> _WHAT IS EXPECTED_:
The data below needs to be returned exactly, line for line.

* * * * * * *

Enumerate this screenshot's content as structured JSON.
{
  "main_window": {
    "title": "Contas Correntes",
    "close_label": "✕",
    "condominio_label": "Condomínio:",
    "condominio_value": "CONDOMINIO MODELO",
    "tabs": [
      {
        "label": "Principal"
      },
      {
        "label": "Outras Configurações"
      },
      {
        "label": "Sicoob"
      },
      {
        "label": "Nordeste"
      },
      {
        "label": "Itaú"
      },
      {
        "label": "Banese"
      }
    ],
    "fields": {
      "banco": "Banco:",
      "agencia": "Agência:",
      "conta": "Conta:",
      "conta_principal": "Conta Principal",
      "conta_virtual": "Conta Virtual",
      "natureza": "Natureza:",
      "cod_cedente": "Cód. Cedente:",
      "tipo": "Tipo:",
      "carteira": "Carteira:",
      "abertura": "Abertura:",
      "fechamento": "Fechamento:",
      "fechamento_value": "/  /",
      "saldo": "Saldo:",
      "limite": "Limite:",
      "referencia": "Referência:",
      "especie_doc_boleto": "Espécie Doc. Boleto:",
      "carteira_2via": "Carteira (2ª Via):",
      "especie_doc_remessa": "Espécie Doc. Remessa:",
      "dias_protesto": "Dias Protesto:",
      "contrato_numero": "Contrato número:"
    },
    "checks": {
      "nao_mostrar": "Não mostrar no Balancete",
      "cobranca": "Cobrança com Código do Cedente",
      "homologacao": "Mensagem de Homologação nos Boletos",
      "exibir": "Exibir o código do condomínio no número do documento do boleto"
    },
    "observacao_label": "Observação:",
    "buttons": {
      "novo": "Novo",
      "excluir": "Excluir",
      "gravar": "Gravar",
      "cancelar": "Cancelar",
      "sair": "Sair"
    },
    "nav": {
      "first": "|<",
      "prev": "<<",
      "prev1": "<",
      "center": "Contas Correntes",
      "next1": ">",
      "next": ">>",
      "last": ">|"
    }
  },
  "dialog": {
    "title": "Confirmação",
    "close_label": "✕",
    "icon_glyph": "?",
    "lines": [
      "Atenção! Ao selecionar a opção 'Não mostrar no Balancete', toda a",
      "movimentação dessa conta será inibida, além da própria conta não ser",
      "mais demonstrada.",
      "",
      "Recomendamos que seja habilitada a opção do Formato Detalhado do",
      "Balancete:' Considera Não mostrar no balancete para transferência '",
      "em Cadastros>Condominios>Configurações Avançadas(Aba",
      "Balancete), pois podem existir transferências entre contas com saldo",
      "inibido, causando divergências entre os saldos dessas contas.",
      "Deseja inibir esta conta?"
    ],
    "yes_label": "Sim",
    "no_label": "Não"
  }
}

* * * * * * *

> _ANSWER_:
Enumerate this screenshot's content as structured JSON.
{
  "main_window": {
    "title": "Contas Correntes",
    "close_label": "✕",
    "condominio_label": "Condomínio:",
    "condominio_value": "CONDOMINIO MODELO",
    "tabs": [
      {
        "label": "Principal"
      },
      {
        "label": "Outras Configurações"
      },
      {
        "label": "Sicoob"
      },
      {
        "label": "Nordeste"
      },
      {
        "label": "Itaú"
      },
      {
        "label": "Banese"
      }
    ],
    "fields": {
      "banco": "Banco:",
      "agencia": "Agência:",
      "conta": "Conta:",
      "conta_principal": "Conta Principal",
      "conta_virtual": "Conta Virtual",
      "natureza": "Natureza:",
      "cod_cedente": "Cód. Cedente:",
      "tipo": "Tipo:",
      "carteira": "Carteira:",
      "abertura": "Abertura:",
      "fechamento": "Fechamento:",
      "fechamento_value": "/  /",
      "saldo": "Saldo:",
      "limite": "Limite:",
      "referencia": "Referência:",
      "especie_doc_boleto": "Espécie Doc. Boleto:",
      "carteira_2via": "Carteira (2ª Via):",
      "especie_doc_remessa": "Espécie Doc. Remessa:",
      "dias_protesto": "Dias Protesto:",
      "contrato_numero": "Contrato número:"
    },
    "checks": {
      "nao_mostrar": "Não mostrar no Balancete",
      "cobranca": "Cobrança com Código do Cedente",
      "homologacao": "Mensagem de Homologação nos Boletos",
      "exibir": "Exibir o código do condomínio no número do documento do boleto"
    },
    "observacao_label": "Observação:",
    "buttons": {
      "novo": "Novo",
      "excluir": "Excluir",
      "gravar": "Gravar",
      "cancelar": "Cancelar",
      "sair": "Sair"
    },
    "nav": {
      "first": "|<",
      "prev": "<<",
      "prev1": "<",
      "center": "Contas Correntes",
      "next1": ">",
      "next": ">>",
      "last": ">|"
    }
  },
  "dialog": {
    "title": "Confirmação",
    "close_label": "✕",
    "icon_glyph": "?",
    "lines": [
      "Atenção! Ao selecionar a opção 'Não mostrar no Balancete', toda a",
      "movimentação dessa conta será inibida, além da própria conta não ser",
      "mais demonstrada.",
      "",
      "Recomendamos que seja habilitada a opção do Formato Detalhado do",
      "Balancete:' Considera Não mostrar no balancete para transferência '",
      "em Cadastros>Condominios>Configurações Avançadas(Aba",
      "Balancete), pois podem existir transferências entre contas com saldo",
      "inibido, causando divergências entre os saldos dessas contas.",
      "Deseja inibir esta conta?"
    ],
    "yes_label": "Sim",
    "no_label": "Não"
  }
}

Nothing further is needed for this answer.